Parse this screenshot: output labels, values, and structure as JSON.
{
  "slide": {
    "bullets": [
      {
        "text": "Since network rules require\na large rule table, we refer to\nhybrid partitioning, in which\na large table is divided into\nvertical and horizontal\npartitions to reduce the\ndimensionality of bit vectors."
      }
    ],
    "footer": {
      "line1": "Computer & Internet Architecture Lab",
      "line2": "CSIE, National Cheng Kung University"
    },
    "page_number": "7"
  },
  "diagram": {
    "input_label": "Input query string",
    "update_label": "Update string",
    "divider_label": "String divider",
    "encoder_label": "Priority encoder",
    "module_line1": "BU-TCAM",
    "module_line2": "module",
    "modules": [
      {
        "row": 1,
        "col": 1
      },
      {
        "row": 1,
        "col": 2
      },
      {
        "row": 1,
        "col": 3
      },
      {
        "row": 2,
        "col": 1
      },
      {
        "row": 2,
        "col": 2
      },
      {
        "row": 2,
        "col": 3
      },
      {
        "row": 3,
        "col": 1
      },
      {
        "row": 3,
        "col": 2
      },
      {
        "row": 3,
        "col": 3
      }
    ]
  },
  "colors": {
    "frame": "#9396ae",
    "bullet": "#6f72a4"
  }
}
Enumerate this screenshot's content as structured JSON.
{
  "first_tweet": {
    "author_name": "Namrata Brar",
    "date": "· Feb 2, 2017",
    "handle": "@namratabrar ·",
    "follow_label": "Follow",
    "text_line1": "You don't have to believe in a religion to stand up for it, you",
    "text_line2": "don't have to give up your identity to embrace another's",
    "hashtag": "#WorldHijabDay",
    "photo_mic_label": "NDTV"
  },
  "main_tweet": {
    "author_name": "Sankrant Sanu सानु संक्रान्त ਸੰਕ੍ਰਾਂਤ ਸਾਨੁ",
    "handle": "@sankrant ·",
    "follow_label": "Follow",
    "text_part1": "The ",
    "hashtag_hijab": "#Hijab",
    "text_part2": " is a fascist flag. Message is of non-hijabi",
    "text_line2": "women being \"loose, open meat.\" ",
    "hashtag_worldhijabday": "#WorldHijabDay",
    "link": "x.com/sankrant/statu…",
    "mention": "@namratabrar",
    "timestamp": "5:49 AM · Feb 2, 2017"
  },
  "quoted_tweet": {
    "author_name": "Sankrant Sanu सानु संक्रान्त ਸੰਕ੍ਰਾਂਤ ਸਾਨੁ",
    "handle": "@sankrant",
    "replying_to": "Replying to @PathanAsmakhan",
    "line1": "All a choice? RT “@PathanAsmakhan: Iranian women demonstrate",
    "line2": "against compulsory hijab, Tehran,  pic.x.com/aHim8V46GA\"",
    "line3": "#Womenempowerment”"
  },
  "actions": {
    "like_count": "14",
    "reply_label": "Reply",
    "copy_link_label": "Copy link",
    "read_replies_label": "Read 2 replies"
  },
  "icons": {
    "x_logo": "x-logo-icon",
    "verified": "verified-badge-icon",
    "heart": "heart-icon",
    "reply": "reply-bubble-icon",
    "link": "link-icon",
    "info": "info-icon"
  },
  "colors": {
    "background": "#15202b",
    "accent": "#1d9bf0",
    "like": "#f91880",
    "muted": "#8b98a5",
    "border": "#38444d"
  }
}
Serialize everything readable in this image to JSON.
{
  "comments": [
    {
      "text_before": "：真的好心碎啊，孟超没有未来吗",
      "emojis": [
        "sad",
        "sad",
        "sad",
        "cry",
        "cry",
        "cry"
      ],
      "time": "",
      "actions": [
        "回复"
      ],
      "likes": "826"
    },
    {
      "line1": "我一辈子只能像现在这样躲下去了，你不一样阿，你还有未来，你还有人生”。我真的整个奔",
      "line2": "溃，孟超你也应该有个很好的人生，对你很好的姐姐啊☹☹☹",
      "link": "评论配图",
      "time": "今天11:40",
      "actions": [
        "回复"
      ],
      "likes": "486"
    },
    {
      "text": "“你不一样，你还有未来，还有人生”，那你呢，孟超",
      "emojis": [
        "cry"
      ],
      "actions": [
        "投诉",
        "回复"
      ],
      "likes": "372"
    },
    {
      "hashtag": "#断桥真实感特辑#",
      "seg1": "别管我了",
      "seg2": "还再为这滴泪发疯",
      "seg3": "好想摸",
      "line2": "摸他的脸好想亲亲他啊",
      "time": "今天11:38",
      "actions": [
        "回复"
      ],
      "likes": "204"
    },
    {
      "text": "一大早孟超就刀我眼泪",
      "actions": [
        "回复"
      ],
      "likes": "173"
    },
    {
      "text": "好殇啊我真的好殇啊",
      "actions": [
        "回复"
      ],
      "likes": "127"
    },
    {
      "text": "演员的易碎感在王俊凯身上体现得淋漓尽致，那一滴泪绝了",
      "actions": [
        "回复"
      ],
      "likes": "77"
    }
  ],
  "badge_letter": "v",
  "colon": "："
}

-----

Report the number of lines containing the string "screenshot" and add nothing to it.

■ WRITTEN REPLY
2